Task: Extract every line of the material below and reproduce each one without any change.

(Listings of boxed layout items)

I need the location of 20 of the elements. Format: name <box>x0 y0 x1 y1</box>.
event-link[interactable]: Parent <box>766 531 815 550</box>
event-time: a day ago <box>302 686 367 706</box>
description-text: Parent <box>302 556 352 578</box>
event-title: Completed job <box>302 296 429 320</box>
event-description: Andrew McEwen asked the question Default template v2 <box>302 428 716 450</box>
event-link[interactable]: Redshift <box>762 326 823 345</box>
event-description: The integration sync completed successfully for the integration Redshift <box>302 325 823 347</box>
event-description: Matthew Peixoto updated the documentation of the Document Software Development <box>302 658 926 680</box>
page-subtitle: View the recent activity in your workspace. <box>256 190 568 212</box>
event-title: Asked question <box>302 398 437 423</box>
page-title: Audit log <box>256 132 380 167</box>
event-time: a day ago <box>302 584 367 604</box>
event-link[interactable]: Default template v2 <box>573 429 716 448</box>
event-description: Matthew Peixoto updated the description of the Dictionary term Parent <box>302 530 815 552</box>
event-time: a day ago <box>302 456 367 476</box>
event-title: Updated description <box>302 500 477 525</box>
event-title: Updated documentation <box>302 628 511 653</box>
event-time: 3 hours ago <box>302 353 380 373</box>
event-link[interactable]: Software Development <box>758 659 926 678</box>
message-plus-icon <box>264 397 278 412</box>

Response:
I need the location of 20 of the elements. Format: name <box>x0 y0 x1 y1</box>.
event-link[interactable]: Parent <box>766 531 815 550</box>
event-time: a day ago <box>302 686 367 706</box>
description-text: Parent <box>302 556 352 578</box>
event-title: Completed job <box>302 296 429 320</box>
event-description: Andrew McEwen asked the question Default template v2 <box>302 428 716 450</box>
event-link[interactable]: Redshift <box>762 326 823 345</box>
event-description: The integration sync completed successfully for the integration Redshift <box>302 325 823 347</box>
event-description: Matthew Peixoto updated the documentation of the Document Software Development <box>302 658 926 680</box>
page-subtitle: View the recent activity in your workspace. <box>256 190 568 212</box>
event-title: Asked question <box>302 398 437 423</box>
page-title: Audit log <box>256 132 380 167</box>
event-time: a day ago <box>302 584 367 604</box>
event-link[interactable]: Default template v2 <box>573 429 716 448</box>
event-description: Matthew Peixoto updated the description of the Dictionary term Parent <box>302 530 815 552</box>
event-time: a day ago <box>302 456 367 476</box>
event-title: Updated description <box>302 500 477 525</box>
event-title: Updated documentation <box>302 628 511 653</box>
event-time: 3 hours ago <box>302 353 380 373</box>
event-link[interactable]: Software Development <box>758 659 926 678</box>
message-plus-icon <box>264 397 278 412</box>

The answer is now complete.